## [EXERCISE DETAILS]
All of the data that follows should be retyped exactly, please, except the pictures.

(Some records)
--- Start ---

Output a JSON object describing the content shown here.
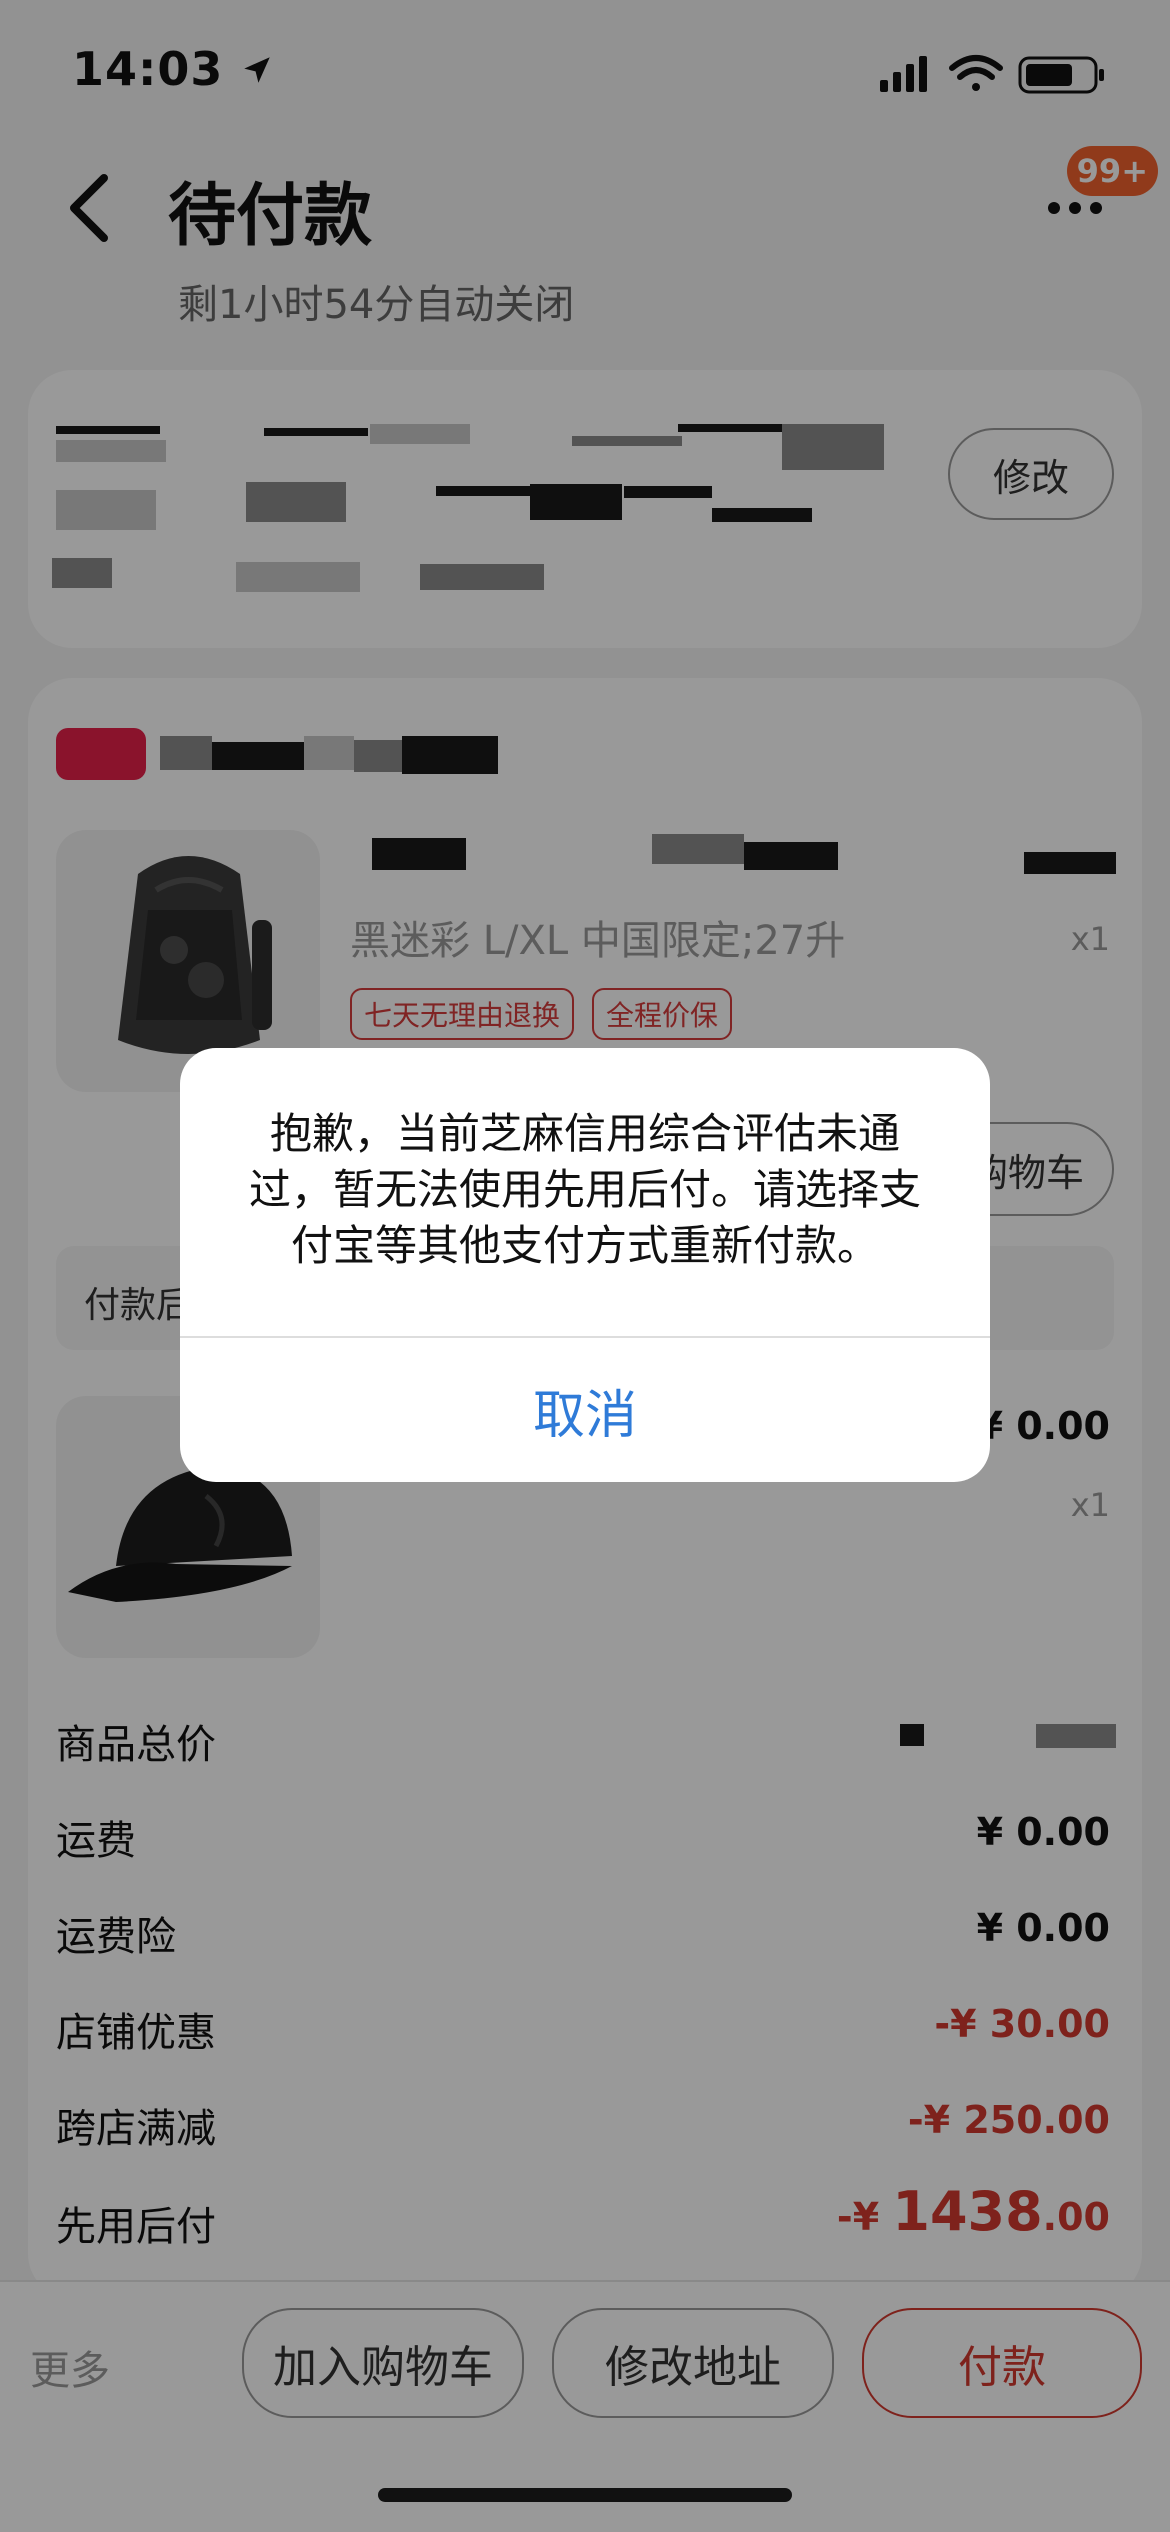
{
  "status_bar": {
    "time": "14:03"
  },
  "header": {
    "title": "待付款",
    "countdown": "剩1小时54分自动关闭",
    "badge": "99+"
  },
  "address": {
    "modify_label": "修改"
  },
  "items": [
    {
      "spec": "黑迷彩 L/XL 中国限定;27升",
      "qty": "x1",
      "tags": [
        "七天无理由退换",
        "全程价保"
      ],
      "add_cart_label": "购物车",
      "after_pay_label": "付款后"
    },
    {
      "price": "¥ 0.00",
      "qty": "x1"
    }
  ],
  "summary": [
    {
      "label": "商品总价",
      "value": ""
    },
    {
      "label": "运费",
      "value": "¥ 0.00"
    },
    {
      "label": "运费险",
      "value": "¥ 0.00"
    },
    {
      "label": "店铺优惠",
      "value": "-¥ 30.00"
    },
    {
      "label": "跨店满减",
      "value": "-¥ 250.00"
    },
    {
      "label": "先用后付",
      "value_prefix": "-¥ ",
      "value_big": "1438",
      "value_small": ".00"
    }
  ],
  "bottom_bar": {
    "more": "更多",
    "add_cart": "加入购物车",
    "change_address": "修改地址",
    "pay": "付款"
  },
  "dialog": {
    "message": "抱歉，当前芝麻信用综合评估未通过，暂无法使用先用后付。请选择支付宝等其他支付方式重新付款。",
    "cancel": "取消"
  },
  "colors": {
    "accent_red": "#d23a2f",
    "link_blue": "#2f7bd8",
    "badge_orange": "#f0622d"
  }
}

--- End ---

## [PROBLEM SOLUTION]
Output a JSON object describing the content shown here.
{
  "status_bar": {
    "time": "14:03"
  },
  "header": {
    "title": "待付款",
    "countdown": "剩1小时54分自动关闭",
    "badge": "99+"
  },
  "address": {
    "modify_label": "修改"
  },
  "items": [
    {
      "spec": "黑迷彩 L/XL 中国限定;27升",
      "qty": "x1",
      "tags": [
        "七天无理由退换",
        "全程价保"
      ],
      "add_cart_label": "购物车",
      "after_pay_label": "付款后"
    },
    {
      "price": "¥ 0.00",
      "qty": "x1"
    }
  ],
  "summary": [
    {
      "label": "商品总价",
      "value": ""
    },
    {
      "label": "运费",
      "value": "¥ 0.00"
    },
    {
      "label": "运费险",
      "value": "¥ 0.00"
    },
    {
      "label": "店铺优惠",
      "value": "-¥ 30.00"
    },
    {
      "label": "跨店满减",
      "value": "-¥ 250.00"
    },
    {
      "label": "先用后付",
      "value_prefix": "-¥ ",
      "value_big": "1438",
      "value_small": ".00"
    }
  ],
  "bottom_bar": {
    "more": "更多",
    "add_cart": "加入购物车",
    "change_address": "修改地址",
    "pay": "付款"
  },
  "dialog": {
    "message": "抱歉，当前芝麻信用综合评估未通过，暂无法使用先用后付。请选择支付宝等其他支付方式重新付款。",
    "cancel": "取消"
  },
  "colors": {
    "accent_red": "#d23a2f",
    "link_blue": "#2f7bd8",
    "badge_orange": "#f0622d"
  }
}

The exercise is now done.